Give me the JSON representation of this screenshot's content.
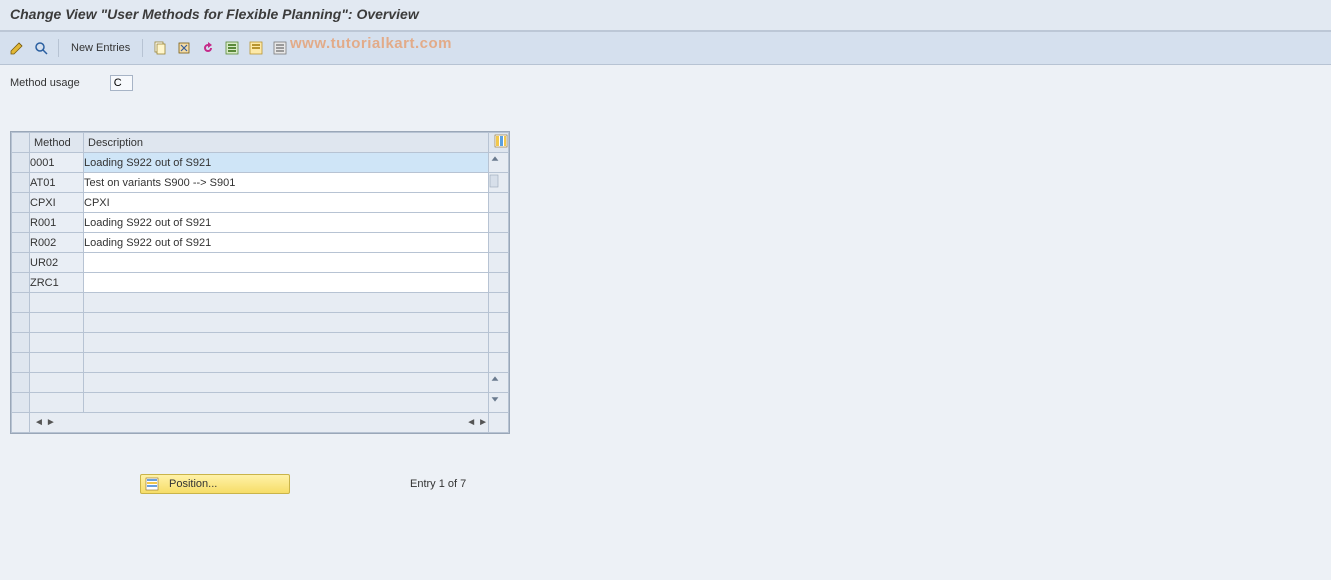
{
  "title": "Change View \"User Methods for Flexible Planning\": Overview",
  "toolbar": {
    "new_entries_label": "New Entries"
  },
  "watermark": "www.tutorialkart.com",
  "method_usage": {
    "label": "Method usage",
    "value": "C"
  },
  "table": {
    "headers": {
      "method": "Method",
      "description": "Description"
    },
    "rows": [
      {
        "method": "0001",
        "description": "Loading S922 out of S921",
        "selected": true
      },
      {
        "method": "AT01",
        "description": "Test on variants S900 --> S901"
      },
      {
        "method": "CPXI",
        "description": "CPXI"
      },
      {
        "method": "R001",
        "description": "Loading S922 out of S921"
      },
      {
        "method": "R002",
        "description": "Loading S922 out of S921"
      },
      {
        "method": "UR02",
        "description": ""
      },
      {
        "method": "ZRC1",
        "description": ""
      }
    ],
    "blank_rows": 6
  },
  "footer": {
    "position_label": "Position...",
    "entry_info": "Entry 1 of 7"
  }
}
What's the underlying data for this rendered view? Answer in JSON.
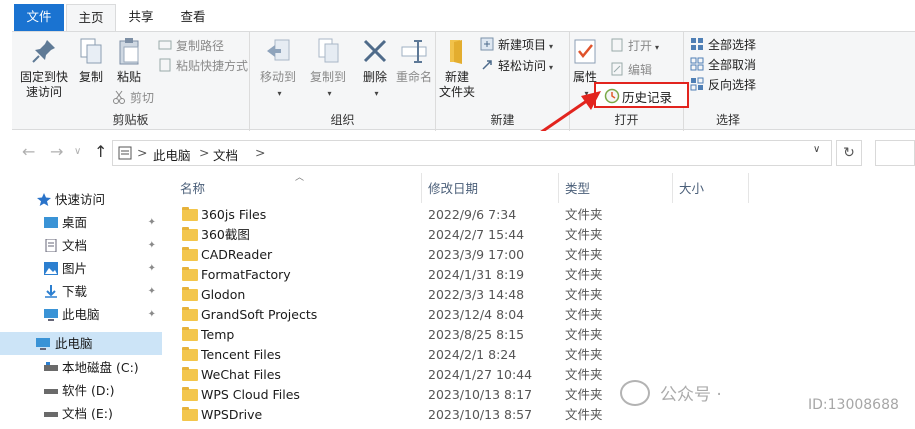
{
  "tabs": {
    "file": "文件",
    "home": "主页",
    "share": "共享",
    "view": "查看"
  },
  "clipboard": {
    "pin": "固定到快速访问",
    "pin_line1": "固定到快",
    "pin_line2": "速访问",
    "copy": "复制",
    "paste": "粘贴",
    "copy_path": "复制路径",
    "paste_shortcut": "粘贴快捷方式",
    "cut": "剪切",
    "label": "剪贴板"
  },
  "organize": {
    "move_to": "移动到",
    "copy_to": "复制到",
    "delete": "删除",
    "rename": "重命名",
    "label": "组织"
  },
  "new": {
    "new_folder_line1": "新建",
    "new_folder_line2": "文件夹",
    "new_item": "新建项目",
    "easy_access": "轻松访问",
    "label": "新建"
  },
  "open": {
    "properties": "属性",
    "open": "打开",
    "edit": "编辑",
    "history": "历史记录",
    "label": "打开"
  },
  "select": {
    "select_all": "全部选择",
    "select_none": "全部取消",
    "invert": "反向选择",
    "label": "选择"
  },
  "address": {
    "crumb1": "此电脑",
    "crumb2": "文档",
    "sep": ">"
  },
  "sidebar": {
    "quick_access": "快速访问",
    "items": [
      "桌面",
      "文档",
      "图片",
      "下载",
      "此电脑"
    ],
    "this_pc": "此电脑",
    "drives": [
      "本地磁盘 (C:)",
      "软件 (D:)",
      "文档 (E:)"
    ]
  },
  "columns": {
    "name": "名称",
    "date": "修改日期",
    "type": "类型",
    "size": "大小"
  },
  "files": [
    {
      "name": "360js Files",
      "date": "2022/9/6 7:34",
      "type": "文件夹"
    },
    {
      "name": "360截图",
      "date": "2024/2/7 15:44",
      "type": "文件夹"
    },
    {
      "name": "CADReader",
      "date": "2023/3/9 17:00",
      "type": "文件夹"
    },
    {
      "name": "FormatFactory",
      "date": "2024/1/31 8:19",
      "type": "文件夹"
    },
    {
      "name": "Glodon",
      "date": "2022/3/3 14:48",
      "type": "文件夹"
    },
    {
      "name": "GrandSoft Projects",
      "date": "2023/12/4 8:04",
      "type": "文件夹"
    },
    {
      "name": "Temp",
      "date": "2023/8/25 8:15",
      "type": "文件夹"
    },
    {
      "name": "Tencent Files",
      "date": "2024/2/1 8:24",
      "type": "文件夹"
    },
    {
      "name": "WeChat Files",
      "date": "2024/1/27 10:44",
      "type": "文件夹"
    },
    {
      "name": "WPS Cloud Files",
      "date": "2023/10/13 8:17",
      "type": "文件夹"
    },
    {
      "name": "WPSDrive",
      "date": "2023/10/13 8:57",
      "type": "文件夹"
    }
  ],
  "watermark": {
    "text": "公众号 ·",
    "id": "ID:13008688"
  },
  "colors": {
    "accent": "#1a73d1",
    "highlight": "#e2241e",
    "folder": "#f3c64c",
    "selected": "#cce4f7"
  }
}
________________________
Write out the full listing verbatim, excluding its pictures.

Give me the JSON representation of this screenshot's content.
{
  "title": "Change View \"User Methods for Flexible Planning\": Overview",
  "toolbar": {
    "new_entries_label": "New Entries"
  },
  "watermark": "www.tutorialkart.com",
  "method_usage": {
    "label": "Method usage",
    "value": "C"
  },
  "table": {
    "headers": {
      "method": "Method",
      "description": "Description"
    },
    "rows": [
      {
        "method": "0001",
        "description": "Loading S922 out of S921",
        "selected": true
      },
      {
        "method": "AT01",
        "description": "Test on variants S900 --> S901"
      },
      {
        "method": "CPXI",
        "description": "CPXI"
      },
      {
        "method": "R001",
        "description": "Loading S922 out of S921"
      },
      {
        "method": "R002",
        "description": "Loading S922 out of S921"
      },
      {
        "method": "UR02",
        "description": ""
      },
      {
        "method": "ZRC1",
        "description": ""
      }
    ],
    "blank_rows": 6
  },
  "footer": {
    "position_label": "Position...",
    "entry_info": "Entry 1 of 7"
  }
}
What's the underlying data for this rendered view? Answer in JSON.
{
  "tabs": {
    "file": "文件",
    "home": "主页",
    "share": "共享",
    "view": "查看"
  },
  "clipboard": {
    "pin": "固定到快速访问",
    "pin_line1": "固定到快",
    "pin_line2": "速访问",
    "copy": "复制",
    "paste": "粘贴",
    "copy_path": "复制路径",
    "paste_shortcut": "粘贴快捷方式",
    "cut": "剪切",
    "label": "剪贴板"
  },
  "organize": {
    "move_to": "移动到",
    "copy_to": "复制到",
    "delete": "删除",
    "rename": "重命名",
    "label": "组织"
  },
  "new": {
    "new_folder_line1": "新建",
    "new_folder_line2": "文件夹",
    "new_item": "新建项目",
    "easy_access": "轻松访问",
    "label": "新建"
  },
  "open": {
    "properties": "属性",
    "open": "打开",
    "edit": "编辑",
    "history": "历史记录",
    "label": "打开"
  },
  "select": {
    "select_all": "全部选择",
    "select_none": "全部取消",
    "invert": "反向选择",
    "label": "选择"
  },
  "address": {
    "crumb1": "此电脑",
    "crumb2": "文档",
    "sep": ">"
  },
  "sidebar": {
    "quick_access": "快速访问",
    "items": [
      "桌面",
      "文档",
      "图片",
      "下载",
      "此电脑"
    ],
    "this_pc": "此电脑",
    "drives": [
      "本地磁盘 (C:)",
      "软件 (D:)",
      "文档 (E:)"
    ]
  },
  "columns": {
    "name": "名称",
    "date": "修改日期",
    "type": "类型",
    "size": "大小"
  },
  "files": [
    {
      "name": "360js Files",
      "date": "2022/9/6 7:34",
      "type": "文件夹"
    },
    {
      "name": "360截图",
      "date": "2024/2/7 15:44",
      "type": "文件夹"
    },
    {
      "name": "CADReader",
      "date": "2023/3/9 17:00",
      "type": "文件夹"
    },
    {
      "name": "FormatFactory",
      "date": "2024/1/31 8:19",
      "type": "文件夹"
    },
    {
      "name": "Glodon",
      "date": "2022/3/3 14:48",
      "type": "文件夹"
    },
    {
      "name": "GrandSoft Projects",
      "date": "2023/12/4 8:04",
      "type": "文件夹"
    },
    {
      "name": "Temp",
      "date": "2023/8/25 8:15",
      "type": "文件夹"
    },
    {
      "name": "Tencent Files",
      "date": "2024/2/1 8:24",
      "type": "文件夹"
    },
    {
      "name": "WeChat Files",
      "date": "2024/1/27 10:44",
      "type": "文件夹"
    },
    {
      "name": "WPS Cloud Files",
      "date": "2023/10/13 8:17",
      "type": "文件夹"
    },
    {
      "name": "WPSDrive",
      "date": "2023/10/13 8:57",
      "type": "文件夹"
    }
  ],
  "watermark": {
    "text": "公众号 ·",
    "id": "ID:13008688"
  },
  "colors": {
    "accent": "#1a73d1",
    "highlight": "#e2241e",
    "folder": "#f3c64c",
    "selected": "#cce4f7"
  }
}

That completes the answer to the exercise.